→ Your objective
Filter these entries so that only lines with the word "spojkový" remain.

[Records from a dataset]
★ ★ ★ ★

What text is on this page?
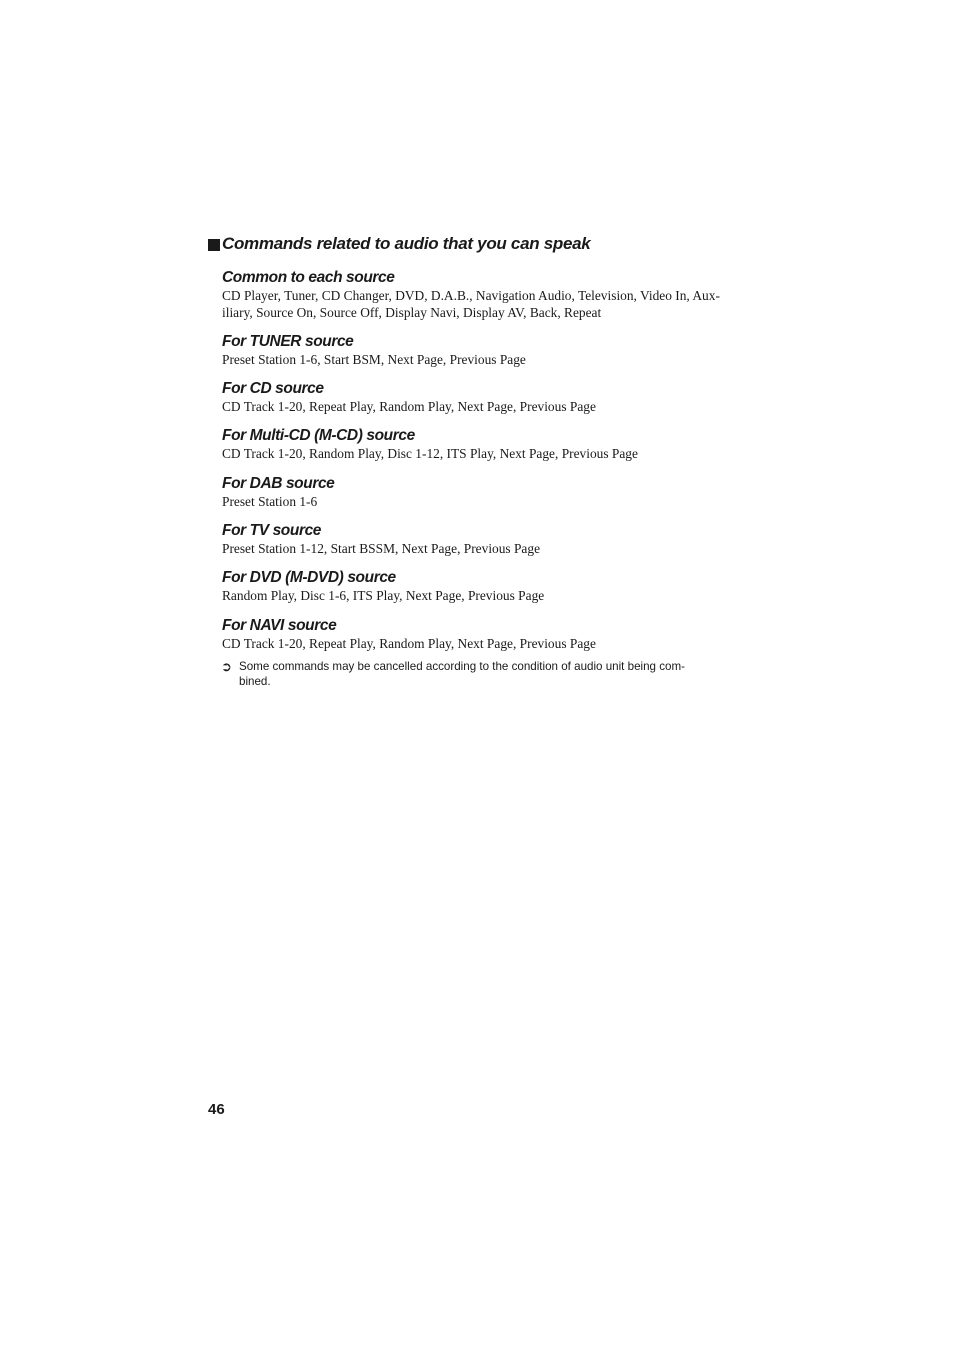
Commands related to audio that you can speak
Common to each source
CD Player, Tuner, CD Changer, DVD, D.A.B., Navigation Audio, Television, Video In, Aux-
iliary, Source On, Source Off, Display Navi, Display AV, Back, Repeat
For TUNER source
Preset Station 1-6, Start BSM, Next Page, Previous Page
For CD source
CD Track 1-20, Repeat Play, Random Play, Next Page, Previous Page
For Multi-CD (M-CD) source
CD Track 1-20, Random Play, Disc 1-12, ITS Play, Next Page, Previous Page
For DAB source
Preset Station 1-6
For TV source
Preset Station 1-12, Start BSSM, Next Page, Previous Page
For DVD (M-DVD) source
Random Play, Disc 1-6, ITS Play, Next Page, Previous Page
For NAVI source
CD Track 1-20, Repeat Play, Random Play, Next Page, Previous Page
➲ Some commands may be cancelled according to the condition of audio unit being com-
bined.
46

★ ★ ★ ★

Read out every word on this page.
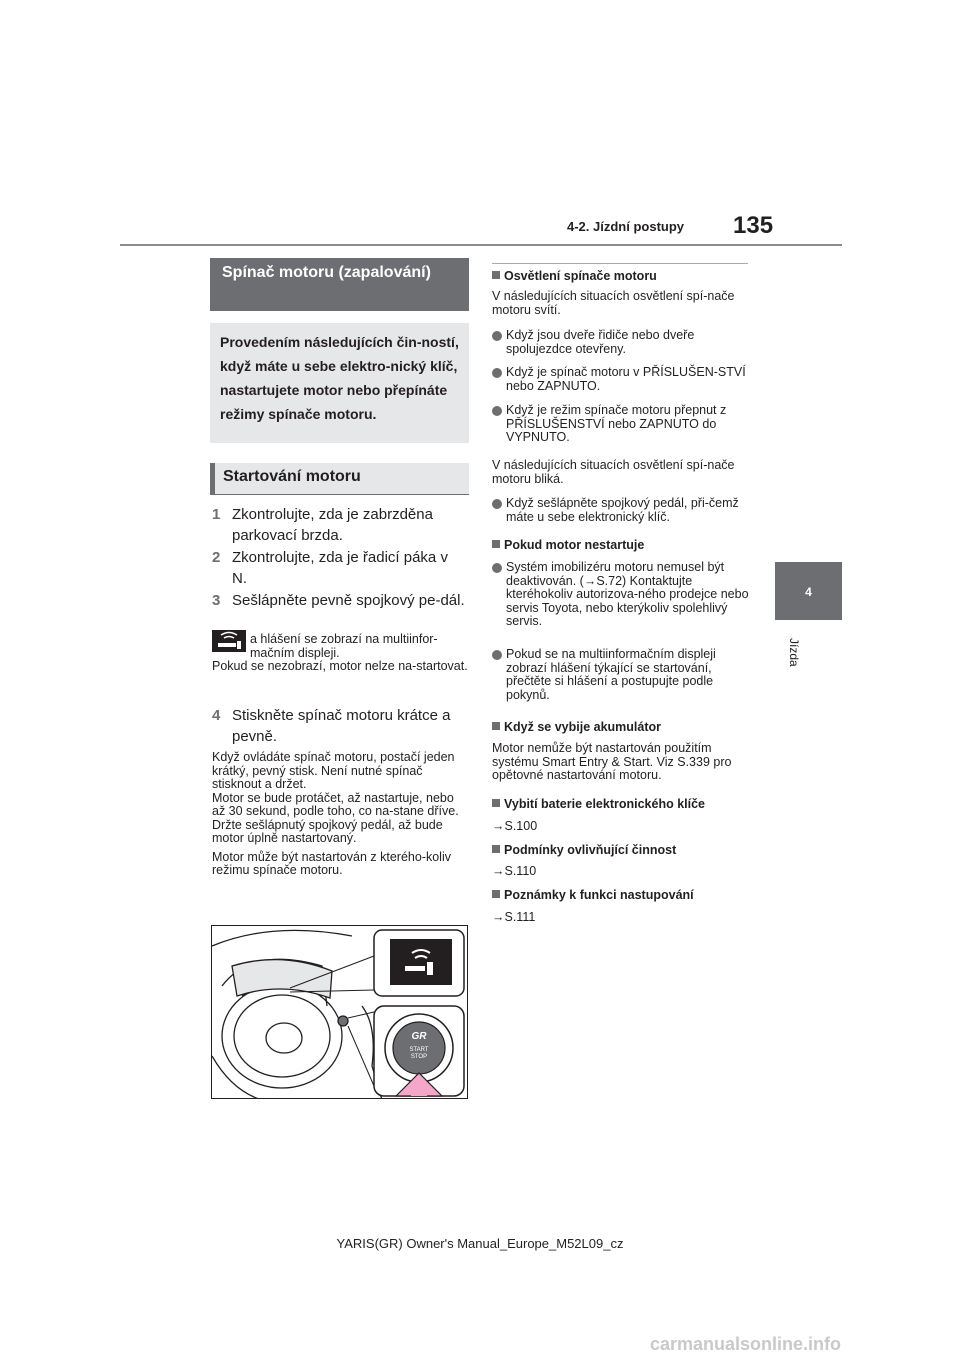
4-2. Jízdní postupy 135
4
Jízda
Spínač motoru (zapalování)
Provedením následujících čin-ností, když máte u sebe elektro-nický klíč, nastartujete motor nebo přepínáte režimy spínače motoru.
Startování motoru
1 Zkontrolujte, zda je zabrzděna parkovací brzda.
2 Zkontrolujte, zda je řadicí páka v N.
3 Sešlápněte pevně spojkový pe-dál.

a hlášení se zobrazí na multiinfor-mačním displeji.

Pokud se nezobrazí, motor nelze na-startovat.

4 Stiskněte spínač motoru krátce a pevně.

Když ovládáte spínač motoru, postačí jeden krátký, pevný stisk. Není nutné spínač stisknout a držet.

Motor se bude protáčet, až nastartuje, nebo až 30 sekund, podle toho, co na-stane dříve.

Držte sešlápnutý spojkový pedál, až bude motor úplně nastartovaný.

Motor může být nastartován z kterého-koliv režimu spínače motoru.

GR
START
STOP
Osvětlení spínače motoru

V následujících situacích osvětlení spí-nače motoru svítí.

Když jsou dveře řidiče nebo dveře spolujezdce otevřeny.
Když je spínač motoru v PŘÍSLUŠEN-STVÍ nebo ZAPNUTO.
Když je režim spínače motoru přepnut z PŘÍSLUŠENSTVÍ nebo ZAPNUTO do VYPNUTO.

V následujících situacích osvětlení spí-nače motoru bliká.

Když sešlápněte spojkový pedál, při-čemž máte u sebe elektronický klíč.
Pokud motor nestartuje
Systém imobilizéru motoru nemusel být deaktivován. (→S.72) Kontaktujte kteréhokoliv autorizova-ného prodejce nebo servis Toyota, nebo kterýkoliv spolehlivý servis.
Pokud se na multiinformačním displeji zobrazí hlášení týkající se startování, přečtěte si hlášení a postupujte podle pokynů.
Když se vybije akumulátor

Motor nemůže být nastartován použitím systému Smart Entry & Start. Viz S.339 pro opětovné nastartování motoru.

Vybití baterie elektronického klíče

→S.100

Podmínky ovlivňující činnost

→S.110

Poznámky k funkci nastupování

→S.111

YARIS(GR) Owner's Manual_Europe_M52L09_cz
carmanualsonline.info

★ ★ ★ ★

→ Response below
3 Sešlápněte pevně spojkový pe-dál.
Držte sešlápnutý spojkový pedál, až bude motor úplně nastartovaný.
Když sešlápněte spojkový pedál, při-čemž máte u sebe elektronický klíč.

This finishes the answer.